*Material supplied:*
--- begin ---

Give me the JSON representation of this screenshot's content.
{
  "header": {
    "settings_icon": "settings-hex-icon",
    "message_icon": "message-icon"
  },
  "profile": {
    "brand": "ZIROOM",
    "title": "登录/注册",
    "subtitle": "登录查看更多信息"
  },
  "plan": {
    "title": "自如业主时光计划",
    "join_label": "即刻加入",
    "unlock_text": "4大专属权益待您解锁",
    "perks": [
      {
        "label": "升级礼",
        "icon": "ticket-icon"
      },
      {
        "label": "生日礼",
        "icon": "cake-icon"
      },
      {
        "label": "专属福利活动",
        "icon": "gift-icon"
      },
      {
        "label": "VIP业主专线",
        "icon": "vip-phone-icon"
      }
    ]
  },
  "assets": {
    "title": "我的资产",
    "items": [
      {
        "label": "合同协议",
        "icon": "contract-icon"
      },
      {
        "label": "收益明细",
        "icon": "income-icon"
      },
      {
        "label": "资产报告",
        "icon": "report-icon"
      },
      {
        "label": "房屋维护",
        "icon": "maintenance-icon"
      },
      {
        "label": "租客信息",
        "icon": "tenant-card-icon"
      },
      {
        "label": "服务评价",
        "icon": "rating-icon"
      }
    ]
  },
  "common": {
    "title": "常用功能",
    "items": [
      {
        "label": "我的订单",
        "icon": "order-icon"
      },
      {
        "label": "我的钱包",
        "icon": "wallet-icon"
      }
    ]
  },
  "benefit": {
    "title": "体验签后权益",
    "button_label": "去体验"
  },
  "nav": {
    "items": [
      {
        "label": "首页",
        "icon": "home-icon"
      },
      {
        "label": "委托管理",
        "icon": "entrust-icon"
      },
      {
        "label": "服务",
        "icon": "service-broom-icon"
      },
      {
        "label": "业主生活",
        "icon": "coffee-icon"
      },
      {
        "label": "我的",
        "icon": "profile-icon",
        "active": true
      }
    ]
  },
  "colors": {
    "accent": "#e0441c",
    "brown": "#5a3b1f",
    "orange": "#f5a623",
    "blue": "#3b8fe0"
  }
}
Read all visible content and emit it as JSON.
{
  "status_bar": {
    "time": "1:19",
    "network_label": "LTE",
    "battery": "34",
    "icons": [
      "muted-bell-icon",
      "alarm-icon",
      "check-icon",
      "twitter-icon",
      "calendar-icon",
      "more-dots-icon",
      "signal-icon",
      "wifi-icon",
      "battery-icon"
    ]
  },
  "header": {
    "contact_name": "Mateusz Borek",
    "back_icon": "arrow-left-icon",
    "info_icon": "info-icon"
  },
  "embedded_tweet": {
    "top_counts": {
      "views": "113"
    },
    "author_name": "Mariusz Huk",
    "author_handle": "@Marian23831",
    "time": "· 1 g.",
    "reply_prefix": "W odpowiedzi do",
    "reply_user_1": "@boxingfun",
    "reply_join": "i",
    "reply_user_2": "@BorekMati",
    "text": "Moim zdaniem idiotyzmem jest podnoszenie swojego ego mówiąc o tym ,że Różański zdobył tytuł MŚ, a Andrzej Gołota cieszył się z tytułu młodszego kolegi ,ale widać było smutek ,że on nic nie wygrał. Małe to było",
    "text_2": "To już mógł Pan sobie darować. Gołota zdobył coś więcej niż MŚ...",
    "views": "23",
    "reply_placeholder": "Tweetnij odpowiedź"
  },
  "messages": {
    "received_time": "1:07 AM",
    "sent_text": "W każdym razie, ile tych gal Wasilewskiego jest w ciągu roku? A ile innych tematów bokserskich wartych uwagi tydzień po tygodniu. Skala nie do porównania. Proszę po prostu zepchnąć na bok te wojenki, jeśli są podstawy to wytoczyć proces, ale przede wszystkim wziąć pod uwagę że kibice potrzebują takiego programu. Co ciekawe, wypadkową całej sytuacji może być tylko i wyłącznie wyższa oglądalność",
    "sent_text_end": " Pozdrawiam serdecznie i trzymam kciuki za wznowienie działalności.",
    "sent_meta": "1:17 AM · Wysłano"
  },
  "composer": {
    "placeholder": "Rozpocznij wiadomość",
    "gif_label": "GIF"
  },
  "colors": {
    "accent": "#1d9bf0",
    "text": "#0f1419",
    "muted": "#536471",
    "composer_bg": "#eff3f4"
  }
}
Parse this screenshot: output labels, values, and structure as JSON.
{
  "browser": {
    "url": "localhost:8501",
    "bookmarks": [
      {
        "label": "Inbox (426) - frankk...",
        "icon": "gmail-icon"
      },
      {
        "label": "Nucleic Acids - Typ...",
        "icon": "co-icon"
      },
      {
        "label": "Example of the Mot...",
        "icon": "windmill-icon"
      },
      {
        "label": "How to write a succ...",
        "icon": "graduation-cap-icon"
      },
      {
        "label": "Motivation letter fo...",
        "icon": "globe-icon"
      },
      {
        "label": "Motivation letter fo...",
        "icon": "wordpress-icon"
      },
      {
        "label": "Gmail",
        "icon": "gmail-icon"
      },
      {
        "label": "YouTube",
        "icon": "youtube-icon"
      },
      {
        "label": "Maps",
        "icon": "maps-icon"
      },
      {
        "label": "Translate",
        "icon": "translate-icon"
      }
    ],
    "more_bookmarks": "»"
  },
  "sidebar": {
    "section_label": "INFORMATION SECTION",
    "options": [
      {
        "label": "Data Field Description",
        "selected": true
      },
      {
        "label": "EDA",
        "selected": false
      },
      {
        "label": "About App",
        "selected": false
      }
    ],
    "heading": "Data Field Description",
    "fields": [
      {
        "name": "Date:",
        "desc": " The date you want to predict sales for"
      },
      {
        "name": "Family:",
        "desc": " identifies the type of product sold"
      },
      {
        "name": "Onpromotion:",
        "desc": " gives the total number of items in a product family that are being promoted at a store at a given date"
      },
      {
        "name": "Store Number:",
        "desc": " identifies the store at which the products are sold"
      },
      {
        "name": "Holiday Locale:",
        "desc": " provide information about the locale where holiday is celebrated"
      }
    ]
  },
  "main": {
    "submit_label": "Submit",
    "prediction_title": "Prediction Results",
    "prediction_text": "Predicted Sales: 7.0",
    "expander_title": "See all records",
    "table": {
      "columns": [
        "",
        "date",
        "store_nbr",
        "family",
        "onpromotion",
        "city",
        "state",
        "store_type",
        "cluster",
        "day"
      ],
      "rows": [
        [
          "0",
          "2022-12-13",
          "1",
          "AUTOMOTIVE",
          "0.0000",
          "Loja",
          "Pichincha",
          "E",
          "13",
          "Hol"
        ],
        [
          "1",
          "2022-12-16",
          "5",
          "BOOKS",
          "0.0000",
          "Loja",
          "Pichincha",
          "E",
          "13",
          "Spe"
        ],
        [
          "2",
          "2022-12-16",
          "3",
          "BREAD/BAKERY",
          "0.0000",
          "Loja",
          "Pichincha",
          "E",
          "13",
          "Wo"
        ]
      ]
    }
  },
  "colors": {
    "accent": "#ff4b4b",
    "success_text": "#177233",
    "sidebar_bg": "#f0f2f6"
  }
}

--- end ---

*Instruction:*
Output the whole listing above again, word for word.

*Response to this task:*
Give me the JSON representation of this screenshot's content.
{
  "header": {
    "settings_icon": "settings-hex-icon",
    "message_icon": "message-icon"
  },
  "profile": {
    "brand": "ZIROOM",
    "title": "登录/注册",
    "subtitle": "登录查看更多信息"
  },
  "plan": {
    "title": "自如业主时光计划",
    "join_label": "即刻加入",
    "unlock_text": "4大专属权益待您解锁",
    "perks": [
      {
        "label": "升级礼",
        "icon": "ticket-icon"
      },
      {
        "label": "生日礼",
        "icon": "cake-icon"
      },
      {
        "label": "专属福利活动",
        "icon": "gift-icon"
      },
      {
        "label": "VIP业主专线",
        "icon": "vip-phone-icon"
      }
    ]
  },
  "assets": {
    "title": "我的资产",
    "items": [
      {
        "label": "合同协议",
        "icon": "contract-icon"
      },
      {
        "label": "收益明细",
        "icon": "income-icon"
      },
      {
        "label": "资产报告",
        "icon": "report-icon"
      },
      {
        "label": "房屋维护",
        "icon": "maintenance-icon"
      },
      {
        "label": "租客信息",
        "icon": "tenant-card-icon"
      },
      {
        "label": "服务评价",
        "icon": "rating-icon"
      }
    ]
  },
  "common": {
    "title": "常用功能",
    "items": [
      {
        "label": "我的订单",
        "icon": "order-icon"
      },
      {
        "label": "我的钱包",
        "icon": "wallet-icon"
      }
    ]
  },
  "benefit": {
    "title": "体验签后权益",
    "button_label": "去体验"
  },
  "nav": {
    "items": [
      {
        "label": "首页",
        "icon": "home-icon"
      },
      {
        "label": "委托管理",
        "icon": "entrust-icon"
      },
      {
        "label": "服务",
        "icon": "service-broom-icon"
      },
      {
        "label": "业主生活",
        "icon": "coffee-icon"
      },
      {
        "label": "我的",
        "icon": "profile-icon",
        "active": true
      }
    ]
  },
  "colors": {
    "accent": "#e0441c",
    "brown": "#5a3b1f",
    "orange": "#f5a623",
    "blue": "#3b8fe0"
  }
}
Read all visible content and emit it as JSON.
{
  "status_bar": {
    "time": "1:19",
    "network_label": "LTE",
    "battery": "34",
    "icons": [
      "muted-bell-icon",
      "alarm-icon",
      "check-icon",
      "twitter-icon",
      "calendar-icon",
      "more-dots-icon",
      "signal-icon",
      "wifi-icon",
      "battery-icon"
    ]
  },
  "header": {
    "contact_name": "Mateusz Borek",
    "back_icon": "arrow-left-icon",
    "info_icon": "info-icon"
  },
  "embedded_tweet": {
    "top_counts": {
      "views": "113"
    },
    "author_name": "Mariusz Huk",
    "author_handle": "@Marian23831",
    "time": "· 1 g.",
    "reply_prefix": "W odpowiedzi do",
    "reply_user_1": "@boxingfun",
    "reply_join": "i",
    "reply_user_2": "@BorekMati",
    "text": "Moim zdaniem idiotyzmem jest podnoszenie swojego ego mówiąc o tym ,że Różański zdobył tytuł MŚ, a Andrzej Gołota cieszył się z tytułu młodszego kolegi ,ale widać było smutek ,że on nic nie wygrał. Małe to było",
    "text_2": "To już mógł Pan sobie darować. Gołota zdobył coś więcej niż MŚ...",
    "views": "23",
    "reply_placeholder": "Tweetnij odpowiedź"
  },
  "messages": {
    "received_time": "1:07 AM",
    "sent_text": "W każdym razie, ile tych gal Wasilewskiego jest w ciągu roku? A ile innych tematów bokserskich wartych uwagi tydzień po tygodniu. Skala nie do porównania. Proszę po prostu zepchnąć na bok te wojenki, jeśli są podstawy to wytoczyć proces, ale przede wszystkim wziąć pod uwagę że kibice potrzebują takiego programu. Co ciekawe, wypadkową całej sytuacji może być tylko i wyłącznie wyższa oglądalność",
    "sent_text_end": " Pozdrawiam serdecznie i trzymam kciuki za wznowienie działalności.",
    "sent_meta": "1:17 AM · Wysłano"
  },
  "composer": {
    "placeholder": "Rozpocznij wiadomość",
    "gif_label": "GIF"
  },
  "colors": {
    "accent": "#1d9bf0",
    "text": "#0f1419",
    "muted": "#536471",
    "composer_bg": "#eff3f4"
  }
}
Parse this screenshot: output labels, values, and structure as JSON.
{
  "browser": {
    "url": "localhost:8501",
    "bookmarks": [
      {
        "label": "Inbox (426) - frankk...",
        "icon": "gmail-icon"
      },
      {
        "label": "Nucleic Acids - Typ...",
        "icon": "co-icon"
      },
      {
        "label": "Example of the Mot...",
        "icon": "windmill-icon"
      },
      {
        "label": "How to write a succ...",
        "icon": "graduation-cap-icon"
      },
      {
        "label": "Motivation letter fo...",
        "icon": "globe-icon"
      },
      {
        "label": "Motivation letter fo...",
        "icon": "wordpress-icon"
      },
      {
        "label": "Gmail",
        "icon": "gmail-icon"
      },
      {
        "label": "YouTube",
        "icon": "youtube-icon"
      },
      {
        "label": "Maps",
        "icon": "maps-icon"
      },
      {
        "label": "Translate",
        "icon": "translate-icon"
      }
    ],
    "more_bookmarks": "»"
  },
  "sidebar": {
    "section_label": "INFORMATION SECTION",
    "options": [
      {
        "label": "Data Field Description",
        "selected": true
      },
      {
        "label": "EDA",
        "selected": false
      },
      {
        "label": "About App",
        "selected": false
      }
    ],
    "heading": "Data Field Description",
    "fields": [
      {
        "name": "Date:",
        "desc": " The date you want to predict sales for"
      },
      {
        "name": "Family:",
        "desc": " identifies the type of product sold"
      },
      {
        "name": "Onpromotion:",
        "desc": " gives the total number of items in a product family that are being promoted at a store at a given date"
      },
      {
        "name": "Store Number:",
        "desc": " identifies the store at which the products are sold"
      },
      {
        "name": "Holiday Locale:",
        "desc": " provide information about the locale where holiday is celebrated"
      }
    ]
  },
  "main": {
    "submit_label": "Submit",
    "prediction_title": "Prediction Results",
    "prediction_text": "Predicted Sales: 7.0",
    "expander_title": "See all records",
    "table": {
      "columns": [
        "",
        "date",
        "store_nbr",
        "family",
        "onpromotion",
        "city",
        "state",
        "store_type",
        "cluster",
        "day"
      ],
      "rows": [
        [
          "0",
          "2022-12-13",
          "1",
          "AUTOMOTIVE",
          "0.0000",
          "Loja",
          "Pichincha",
          "E",
          "13",
          "Hol"
        ],
        [
          "1",
          "2022-12-16",
          "5",
          "BOOKS",
          "0.0000",
          "Loja",
          "Pichincha",
          "E",
          "13",
          "Spe"
        ],
        [
          "2",
          "2022-12-16",
          "3",
          "BREAD/BAKERY",
          "0.0000",
          "Loja",
          "Pichincha",
          "E",
          "13",
          "Wo"
        ]
      ]
    }
  },
  "colors": {
    "accent": "#ff4b4b",
    "success_text": "#177233",
    "sidebar_bg": "#f0f2f6"
  }
}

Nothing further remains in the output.